* [Exercise aim]: Take from the listing each line that has the string "годам".

* [Given records]:
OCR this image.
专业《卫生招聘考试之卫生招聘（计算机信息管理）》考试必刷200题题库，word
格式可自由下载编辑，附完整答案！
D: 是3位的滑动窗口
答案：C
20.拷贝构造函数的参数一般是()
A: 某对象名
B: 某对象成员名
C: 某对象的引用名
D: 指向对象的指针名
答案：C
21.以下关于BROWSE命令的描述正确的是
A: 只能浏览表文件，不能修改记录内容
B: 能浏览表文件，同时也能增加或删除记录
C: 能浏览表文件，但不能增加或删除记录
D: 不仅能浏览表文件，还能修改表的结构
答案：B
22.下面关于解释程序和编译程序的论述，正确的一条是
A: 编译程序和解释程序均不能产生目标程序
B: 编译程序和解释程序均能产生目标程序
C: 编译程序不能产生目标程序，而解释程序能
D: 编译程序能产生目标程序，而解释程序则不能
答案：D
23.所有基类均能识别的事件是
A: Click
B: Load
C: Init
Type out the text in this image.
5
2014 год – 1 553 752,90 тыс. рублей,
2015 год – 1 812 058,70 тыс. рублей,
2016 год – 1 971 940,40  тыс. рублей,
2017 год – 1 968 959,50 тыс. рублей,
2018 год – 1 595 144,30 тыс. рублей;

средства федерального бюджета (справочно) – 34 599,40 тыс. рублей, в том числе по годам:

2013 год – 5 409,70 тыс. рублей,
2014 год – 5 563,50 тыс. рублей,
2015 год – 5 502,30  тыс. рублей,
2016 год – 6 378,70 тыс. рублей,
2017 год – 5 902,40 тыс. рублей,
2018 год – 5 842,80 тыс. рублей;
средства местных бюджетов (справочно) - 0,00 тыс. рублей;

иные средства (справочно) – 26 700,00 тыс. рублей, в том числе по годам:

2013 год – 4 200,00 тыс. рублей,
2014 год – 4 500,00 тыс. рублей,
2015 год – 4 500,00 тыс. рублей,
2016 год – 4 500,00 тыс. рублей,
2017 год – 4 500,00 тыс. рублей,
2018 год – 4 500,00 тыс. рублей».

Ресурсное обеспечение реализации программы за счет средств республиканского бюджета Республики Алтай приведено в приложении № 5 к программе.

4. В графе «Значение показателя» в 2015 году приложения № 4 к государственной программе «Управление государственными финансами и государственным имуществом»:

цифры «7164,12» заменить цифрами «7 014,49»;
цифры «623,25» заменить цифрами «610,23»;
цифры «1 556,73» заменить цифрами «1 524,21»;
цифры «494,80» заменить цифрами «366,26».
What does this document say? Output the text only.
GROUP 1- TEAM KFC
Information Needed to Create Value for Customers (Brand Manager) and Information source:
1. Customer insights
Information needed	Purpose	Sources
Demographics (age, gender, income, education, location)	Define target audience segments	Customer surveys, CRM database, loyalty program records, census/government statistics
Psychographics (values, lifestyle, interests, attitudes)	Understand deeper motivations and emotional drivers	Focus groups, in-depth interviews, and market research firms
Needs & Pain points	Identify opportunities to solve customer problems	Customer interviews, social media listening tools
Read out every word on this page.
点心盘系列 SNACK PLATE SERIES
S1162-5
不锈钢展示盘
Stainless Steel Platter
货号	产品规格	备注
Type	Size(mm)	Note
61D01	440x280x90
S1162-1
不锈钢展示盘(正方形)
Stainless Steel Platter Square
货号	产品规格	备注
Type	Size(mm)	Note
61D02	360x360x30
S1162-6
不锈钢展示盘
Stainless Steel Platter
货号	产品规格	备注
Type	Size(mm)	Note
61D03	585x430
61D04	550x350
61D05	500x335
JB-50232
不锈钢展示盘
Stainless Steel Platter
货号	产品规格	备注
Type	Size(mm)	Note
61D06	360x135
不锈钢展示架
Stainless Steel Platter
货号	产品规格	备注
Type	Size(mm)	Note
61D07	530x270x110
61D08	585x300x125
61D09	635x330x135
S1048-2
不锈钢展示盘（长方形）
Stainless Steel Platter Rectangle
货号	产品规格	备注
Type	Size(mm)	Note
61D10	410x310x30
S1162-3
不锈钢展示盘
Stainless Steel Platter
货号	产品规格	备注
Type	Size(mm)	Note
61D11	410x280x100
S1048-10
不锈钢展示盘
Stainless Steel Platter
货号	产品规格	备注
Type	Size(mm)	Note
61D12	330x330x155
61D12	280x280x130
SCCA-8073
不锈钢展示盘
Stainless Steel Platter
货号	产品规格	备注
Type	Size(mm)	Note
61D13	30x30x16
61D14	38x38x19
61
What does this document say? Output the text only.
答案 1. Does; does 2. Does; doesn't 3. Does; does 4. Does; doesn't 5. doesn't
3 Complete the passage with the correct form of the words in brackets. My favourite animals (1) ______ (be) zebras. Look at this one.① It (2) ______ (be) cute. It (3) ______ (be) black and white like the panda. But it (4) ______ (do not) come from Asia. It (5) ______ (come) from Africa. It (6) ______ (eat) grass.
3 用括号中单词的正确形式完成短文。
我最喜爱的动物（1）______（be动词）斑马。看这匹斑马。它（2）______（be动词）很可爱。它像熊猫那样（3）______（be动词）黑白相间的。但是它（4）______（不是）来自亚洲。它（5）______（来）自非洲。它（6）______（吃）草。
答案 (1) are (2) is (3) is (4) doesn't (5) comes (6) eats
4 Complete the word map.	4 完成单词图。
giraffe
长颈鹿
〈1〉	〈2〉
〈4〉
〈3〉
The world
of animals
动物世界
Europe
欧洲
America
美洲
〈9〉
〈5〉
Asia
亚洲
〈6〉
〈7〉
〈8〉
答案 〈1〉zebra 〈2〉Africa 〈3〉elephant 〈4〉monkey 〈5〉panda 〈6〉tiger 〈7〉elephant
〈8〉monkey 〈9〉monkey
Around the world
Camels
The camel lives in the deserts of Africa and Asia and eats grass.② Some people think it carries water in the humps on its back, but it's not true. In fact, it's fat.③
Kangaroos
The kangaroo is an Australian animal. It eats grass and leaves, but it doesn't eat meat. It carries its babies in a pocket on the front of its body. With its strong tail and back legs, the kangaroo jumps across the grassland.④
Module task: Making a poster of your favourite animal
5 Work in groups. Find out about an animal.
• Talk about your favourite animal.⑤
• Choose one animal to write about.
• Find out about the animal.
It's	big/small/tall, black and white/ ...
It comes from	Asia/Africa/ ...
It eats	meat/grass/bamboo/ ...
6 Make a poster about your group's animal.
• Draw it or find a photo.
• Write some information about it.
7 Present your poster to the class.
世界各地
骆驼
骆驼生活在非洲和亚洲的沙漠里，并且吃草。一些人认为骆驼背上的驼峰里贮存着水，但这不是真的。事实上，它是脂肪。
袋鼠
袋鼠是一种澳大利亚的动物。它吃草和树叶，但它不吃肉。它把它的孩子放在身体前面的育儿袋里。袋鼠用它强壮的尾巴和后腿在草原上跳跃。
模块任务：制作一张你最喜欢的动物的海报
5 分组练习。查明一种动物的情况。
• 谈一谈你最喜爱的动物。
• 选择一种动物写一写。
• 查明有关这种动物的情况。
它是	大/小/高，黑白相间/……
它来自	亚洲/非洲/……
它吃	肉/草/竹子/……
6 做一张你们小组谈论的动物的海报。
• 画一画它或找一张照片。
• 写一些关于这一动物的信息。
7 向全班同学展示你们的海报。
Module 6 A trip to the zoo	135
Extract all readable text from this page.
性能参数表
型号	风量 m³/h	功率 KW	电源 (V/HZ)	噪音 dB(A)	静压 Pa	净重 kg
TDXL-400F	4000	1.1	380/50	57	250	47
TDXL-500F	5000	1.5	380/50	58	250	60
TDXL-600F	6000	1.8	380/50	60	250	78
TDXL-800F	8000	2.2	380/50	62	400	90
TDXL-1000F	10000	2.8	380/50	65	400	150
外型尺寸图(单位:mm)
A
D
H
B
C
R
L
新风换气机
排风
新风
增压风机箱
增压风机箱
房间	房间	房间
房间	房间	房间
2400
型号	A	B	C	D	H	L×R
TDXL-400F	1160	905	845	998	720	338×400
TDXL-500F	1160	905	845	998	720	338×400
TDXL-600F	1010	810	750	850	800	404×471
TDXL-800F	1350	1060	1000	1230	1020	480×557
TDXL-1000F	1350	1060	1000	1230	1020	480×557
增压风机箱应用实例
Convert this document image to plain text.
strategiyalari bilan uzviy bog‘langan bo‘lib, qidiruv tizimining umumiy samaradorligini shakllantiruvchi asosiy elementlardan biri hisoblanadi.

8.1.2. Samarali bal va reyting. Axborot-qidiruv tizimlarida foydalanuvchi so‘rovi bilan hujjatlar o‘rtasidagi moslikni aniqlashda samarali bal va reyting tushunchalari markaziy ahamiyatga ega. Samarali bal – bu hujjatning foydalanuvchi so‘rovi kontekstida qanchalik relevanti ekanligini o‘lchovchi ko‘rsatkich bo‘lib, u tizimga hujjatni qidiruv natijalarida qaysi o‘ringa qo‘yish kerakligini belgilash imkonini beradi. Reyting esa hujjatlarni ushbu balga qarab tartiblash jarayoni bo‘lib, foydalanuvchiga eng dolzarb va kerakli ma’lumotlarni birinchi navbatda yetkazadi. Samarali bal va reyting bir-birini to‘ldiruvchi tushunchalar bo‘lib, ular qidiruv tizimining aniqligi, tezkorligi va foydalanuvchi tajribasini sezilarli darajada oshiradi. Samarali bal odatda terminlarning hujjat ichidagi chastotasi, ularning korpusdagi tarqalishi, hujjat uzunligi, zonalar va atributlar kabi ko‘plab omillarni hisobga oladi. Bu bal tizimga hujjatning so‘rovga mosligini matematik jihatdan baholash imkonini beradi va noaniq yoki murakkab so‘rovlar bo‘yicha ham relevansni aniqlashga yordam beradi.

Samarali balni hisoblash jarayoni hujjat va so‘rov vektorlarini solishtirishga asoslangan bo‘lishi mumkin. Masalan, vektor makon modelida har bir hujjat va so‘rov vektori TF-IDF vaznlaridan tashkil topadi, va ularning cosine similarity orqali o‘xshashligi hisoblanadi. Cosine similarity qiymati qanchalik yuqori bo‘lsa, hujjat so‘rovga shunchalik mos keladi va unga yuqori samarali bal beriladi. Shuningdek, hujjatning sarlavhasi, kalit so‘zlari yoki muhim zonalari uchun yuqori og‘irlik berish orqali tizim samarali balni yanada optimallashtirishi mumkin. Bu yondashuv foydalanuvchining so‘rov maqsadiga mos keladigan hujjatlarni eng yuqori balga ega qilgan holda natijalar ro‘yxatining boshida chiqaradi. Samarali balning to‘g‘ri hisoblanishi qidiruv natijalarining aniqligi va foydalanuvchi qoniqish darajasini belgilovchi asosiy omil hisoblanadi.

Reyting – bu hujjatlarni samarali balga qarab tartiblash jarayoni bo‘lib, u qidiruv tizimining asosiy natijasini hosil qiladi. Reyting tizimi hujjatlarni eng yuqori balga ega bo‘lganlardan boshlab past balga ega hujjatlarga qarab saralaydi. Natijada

* [Result of this task]:
средства федерального бюджета (справочно) – 34 599,40 тыс. рублей, в том числе по годам:
иные средства (справочно) – 26 700,00 тыс. рублей, в том числе по годам:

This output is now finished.